### The request:
Report how many lines of the records below include the word "tertii". Give nothing but the number.

### Data:

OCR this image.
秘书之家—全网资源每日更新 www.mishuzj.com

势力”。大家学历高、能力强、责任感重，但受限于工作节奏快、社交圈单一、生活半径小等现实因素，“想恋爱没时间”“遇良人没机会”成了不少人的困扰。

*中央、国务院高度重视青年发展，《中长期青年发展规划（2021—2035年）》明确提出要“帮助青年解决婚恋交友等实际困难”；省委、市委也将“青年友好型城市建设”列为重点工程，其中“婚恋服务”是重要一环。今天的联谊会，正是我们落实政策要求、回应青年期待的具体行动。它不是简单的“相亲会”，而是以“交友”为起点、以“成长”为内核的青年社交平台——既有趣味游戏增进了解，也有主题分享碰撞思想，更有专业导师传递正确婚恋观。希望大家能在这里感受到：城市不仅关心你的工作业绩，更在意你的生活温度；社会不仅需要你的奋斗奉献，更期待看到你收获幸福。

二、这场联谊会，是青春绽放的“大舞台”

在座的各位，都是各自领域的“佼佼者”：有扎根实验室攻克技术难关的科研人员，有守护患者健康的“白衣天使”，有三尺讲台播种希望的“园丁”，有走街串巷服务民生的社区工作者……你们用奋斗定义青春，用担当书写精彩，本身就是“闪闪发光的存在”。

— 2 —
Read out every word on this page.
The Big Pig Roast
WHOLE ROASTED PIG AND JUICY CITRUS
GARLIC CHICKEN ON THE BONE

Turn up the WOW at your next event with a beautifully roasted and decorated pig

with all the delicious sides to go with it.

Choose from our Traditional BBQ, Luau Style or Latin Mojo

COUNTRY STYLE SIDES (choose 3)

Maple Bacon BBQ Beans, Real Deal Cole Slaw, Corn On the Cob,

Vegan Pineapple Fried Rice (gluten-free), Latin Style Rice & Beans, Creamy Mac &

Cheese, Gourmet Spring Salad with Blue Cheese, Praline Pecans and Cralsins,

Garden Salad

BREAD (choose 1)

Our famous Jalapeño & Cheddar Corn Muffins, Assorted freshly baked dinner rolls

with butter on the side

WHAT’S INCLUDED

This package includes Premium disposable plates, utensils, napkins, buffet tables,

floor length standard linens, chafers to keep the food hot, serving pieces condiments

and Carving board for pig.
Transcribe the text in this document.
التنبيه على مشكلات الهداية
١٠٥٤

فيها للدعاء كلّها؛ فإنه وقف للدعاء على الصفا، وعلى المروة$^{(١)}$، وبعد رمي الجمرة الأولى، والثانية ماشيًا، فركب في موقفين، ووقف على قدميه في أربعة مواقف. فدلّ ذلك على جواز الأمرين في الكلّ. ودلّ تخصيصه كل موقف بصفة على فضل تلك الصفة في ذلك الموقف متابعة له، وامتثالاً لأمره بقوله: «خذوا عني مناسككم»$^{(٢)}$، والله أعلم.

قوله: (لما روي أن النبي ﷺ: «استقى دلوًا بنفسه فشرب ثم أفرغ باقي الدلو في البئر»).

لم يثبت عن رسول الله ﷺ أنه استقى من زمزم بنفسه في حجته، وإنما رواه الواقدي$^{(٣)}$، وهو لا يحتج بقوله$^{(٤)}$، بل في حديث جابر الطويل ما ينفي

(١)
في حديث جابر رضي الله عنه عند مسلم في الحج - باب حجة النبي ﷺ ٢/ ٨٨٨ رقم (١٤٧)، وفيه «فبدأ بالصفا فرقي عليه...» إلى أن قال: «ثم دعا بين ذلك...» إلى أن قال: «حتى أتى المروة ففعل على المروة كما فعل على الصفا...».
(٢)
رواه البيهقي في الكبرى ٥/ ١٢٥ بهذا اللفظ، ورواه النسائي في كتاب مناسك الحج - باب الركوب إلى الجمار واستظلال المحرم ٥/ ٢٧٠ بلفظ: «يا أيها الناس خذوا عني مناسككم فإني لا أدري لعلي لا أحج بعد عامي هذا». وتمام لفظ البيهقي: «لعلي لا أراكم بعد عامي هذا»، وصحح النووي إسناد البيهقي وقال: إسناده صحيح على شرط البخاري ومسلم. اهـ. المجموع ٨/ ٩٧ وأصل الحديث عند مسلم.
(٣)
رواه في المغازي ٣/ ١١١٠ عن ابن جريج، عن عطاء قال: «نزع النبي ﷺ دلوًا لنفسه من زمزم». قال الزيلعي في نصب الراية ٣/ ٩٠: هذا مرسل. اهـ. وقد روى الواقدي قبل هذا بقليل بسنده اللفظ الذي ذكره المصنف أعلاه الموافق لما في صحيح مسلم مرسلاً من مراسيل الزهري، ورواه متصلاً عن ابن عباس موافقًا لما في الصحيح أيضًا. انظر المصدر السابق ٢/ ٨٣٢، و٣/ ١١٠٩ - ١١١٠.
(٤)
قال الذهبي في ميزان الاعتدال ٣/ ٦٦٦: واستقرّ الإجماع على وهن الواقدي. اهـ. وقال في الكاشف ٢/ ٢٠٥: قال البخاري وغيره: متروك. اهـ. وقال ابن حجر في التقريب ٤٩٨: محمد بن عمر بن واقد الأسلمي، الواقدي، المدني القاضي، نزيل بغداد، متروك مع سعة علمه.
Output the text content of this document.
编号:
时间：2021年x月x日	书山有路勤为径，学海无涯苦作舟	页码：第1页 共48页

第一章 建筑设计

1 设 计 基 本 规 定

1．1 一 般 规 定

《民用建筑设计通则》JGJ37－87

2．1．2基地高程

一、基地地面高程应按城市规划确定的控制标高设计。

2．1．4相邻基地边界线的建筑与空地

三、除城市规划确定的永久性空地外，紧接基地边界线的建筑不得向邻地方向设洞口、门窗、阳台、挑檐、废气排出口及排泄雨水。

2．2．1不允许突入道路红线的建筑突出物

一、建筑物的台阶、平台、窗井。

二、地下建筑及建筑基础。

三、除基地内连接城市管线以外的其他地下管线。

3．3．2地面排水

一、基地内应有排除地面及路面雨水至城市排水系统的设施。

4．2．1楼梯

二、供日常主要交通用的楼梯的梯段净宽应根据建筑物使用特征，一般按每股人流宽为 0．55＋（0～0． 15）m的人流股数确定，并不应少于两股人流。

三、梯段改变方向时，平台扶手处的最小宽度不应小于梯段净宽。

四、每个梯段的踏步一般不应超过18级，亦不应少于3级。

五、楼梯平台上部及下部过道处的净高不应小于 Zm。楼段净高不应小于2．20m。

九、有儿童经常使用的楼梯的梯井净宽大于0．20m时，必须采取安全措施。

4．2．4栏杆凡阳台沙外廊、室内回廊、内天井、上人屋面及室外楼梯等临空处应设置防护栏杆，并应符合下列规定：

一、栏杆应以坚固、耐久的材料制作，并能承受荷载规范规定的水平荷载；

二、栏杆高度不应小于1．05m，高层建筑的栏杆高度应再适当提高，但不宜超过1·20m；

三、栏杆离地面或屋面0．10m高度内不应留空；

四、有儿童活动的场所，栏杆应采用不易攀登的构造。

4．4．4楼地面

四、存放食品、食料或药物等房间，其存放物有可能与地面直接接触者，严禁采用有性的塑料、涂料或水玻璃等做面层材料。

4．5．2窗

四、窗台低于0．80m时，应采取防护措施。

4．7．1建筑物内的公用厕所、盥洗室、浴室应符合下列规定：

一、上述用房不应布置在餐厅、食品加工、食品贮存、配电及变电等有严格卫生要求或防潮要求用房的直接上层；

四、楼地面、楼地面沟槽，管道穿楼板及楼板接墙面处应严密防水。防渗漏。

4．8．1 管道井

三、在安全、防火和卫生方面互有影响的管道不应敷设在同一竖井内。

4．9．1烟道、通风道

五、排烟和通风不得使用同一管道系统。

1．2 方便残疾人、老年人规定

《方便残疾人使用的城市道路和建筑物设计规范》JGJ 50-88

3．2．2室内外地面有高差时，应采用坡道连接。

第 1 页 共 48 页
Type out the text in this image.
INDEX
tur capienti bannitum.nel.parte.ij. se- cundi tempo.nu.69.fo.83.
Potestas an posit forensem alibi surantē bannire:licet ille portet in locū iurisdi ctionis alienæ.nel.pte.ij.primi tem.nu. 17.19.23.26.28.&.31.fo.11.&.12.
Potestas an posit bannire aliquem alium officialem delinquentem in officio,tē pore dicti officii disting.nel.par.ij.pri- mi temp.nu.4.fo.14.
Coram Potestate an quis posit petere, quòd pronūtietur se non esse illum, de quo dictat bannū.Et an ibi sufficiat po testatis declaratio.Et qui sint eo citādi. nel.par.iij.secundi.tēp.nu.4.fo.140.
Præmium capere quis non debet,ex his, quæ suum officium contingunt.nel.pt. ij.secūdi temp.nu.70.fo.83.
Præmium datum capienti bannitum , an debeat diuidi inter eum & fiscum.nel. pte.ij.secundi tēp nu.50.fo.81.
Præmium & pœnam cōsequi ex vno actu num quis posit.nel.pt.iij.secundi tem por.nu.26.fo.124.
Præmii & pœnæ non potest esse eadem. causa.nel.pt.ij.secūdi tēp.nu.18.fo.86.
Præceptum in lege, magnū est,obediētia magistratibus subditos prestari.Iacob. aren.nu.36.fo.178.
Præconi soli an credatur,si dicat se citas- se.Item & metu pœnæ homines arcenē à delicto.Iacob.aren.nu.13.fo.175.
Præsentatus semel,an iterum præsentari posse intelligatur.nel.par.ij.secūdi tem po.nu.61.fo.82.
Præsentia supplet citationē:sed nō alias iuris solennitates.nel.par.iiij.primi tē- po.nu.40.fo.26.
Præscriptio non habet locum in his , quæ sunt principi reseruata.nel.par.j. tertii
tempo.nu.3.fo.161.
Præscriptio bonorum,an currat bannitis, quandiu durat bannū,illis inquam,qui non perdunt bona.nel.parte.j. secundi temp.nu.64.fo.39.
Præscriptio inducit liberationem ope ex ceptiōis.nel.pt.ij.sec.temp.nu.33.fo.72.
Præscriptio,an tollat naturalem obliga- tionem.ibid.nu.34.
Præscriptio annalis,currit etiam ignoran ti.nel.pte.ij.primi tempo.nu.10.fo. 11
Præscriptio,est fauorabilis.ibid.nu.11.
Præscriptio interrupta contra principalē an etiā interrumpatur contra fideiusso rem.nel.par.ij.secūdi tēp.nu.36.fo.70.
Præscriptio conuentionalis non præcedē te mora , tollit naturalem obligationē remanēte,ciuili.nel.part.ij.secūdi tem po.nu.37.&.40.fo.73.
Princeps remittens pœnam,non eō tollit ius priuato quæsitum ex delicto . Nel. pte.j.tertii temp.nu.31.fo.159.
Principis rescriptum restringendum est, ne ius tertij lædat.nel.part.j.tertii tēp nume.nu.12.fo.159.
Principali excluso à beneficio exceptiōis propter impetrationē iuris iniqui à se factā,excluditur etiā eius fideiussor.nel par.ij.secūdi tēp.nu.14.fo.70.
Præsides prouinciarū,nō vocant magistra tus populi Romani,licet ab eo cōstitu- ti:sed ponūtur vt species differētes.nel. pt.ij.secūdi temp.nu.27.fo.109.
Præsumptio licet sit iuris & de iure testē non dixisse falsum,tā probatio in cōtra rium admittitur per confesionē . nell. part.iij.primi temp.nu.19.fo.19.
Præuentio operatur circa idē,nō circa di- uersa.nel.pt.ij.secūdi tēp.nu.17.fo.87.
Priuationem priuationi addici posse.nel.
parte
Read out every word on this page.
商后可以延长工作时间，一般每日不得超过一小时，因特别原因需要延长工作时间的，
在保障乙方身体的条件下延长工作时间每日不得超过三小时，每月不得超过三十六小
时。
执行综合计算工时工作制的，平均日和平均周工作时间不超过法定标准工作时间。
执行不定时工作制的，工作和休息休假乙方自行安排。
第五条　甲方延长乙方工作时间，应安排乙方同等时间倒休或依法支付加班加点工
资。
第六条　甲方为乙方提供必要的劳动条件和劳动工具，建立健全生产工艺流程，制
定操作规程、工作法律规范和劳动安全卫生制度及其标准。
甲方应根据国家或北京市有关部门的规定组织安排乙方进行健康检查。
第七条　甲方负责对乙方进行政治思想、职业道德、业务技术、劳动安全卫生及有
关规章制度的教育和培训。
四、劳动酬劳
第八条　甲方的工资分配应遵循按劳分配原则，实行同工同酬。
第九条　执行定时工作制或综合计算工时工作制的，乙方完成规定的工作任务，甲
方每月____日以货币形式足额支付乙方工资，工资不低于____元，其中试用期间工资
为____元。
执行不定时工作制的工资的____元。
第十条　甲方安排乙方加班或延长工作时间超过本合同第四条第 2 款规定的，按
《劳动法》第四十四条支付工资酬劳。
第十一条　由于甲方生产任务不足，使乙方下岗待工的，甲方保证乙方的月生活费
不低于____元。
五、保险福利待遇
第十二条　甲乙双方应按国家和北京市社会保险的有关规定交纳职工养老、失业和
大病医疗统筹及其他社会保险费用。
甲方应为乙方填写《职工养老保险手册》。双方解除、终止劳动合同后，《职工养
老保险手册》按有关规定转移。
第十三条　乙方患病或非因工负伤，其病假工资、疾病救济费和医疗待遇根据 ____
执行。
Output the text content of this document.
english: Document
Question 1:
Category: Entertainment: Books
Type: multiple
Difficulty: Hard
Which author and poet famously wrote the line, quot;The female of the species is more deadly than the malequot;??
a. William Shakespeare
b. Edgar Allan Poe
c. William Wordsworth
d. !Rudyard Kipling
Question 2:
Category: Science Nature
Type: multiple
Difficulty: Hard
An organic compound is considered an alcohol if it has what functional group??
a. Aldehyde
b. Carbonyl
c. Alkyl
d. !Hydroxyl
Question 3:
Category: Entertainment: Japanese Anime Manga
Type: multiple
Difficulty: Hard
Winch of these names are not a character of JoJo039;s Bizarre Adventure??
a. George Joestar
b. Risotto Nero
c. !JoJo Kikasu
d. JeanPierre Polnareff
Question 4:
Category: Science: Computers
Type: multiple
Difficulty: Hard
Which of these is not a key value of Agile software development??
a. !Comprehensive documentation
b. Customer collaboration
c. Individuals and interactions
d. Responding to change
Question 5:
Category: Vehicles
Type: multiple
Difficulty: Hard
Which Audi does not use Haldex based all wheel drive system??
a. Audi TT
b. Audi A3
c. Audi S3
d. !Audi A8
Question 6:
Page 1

### Response to the exercise:
3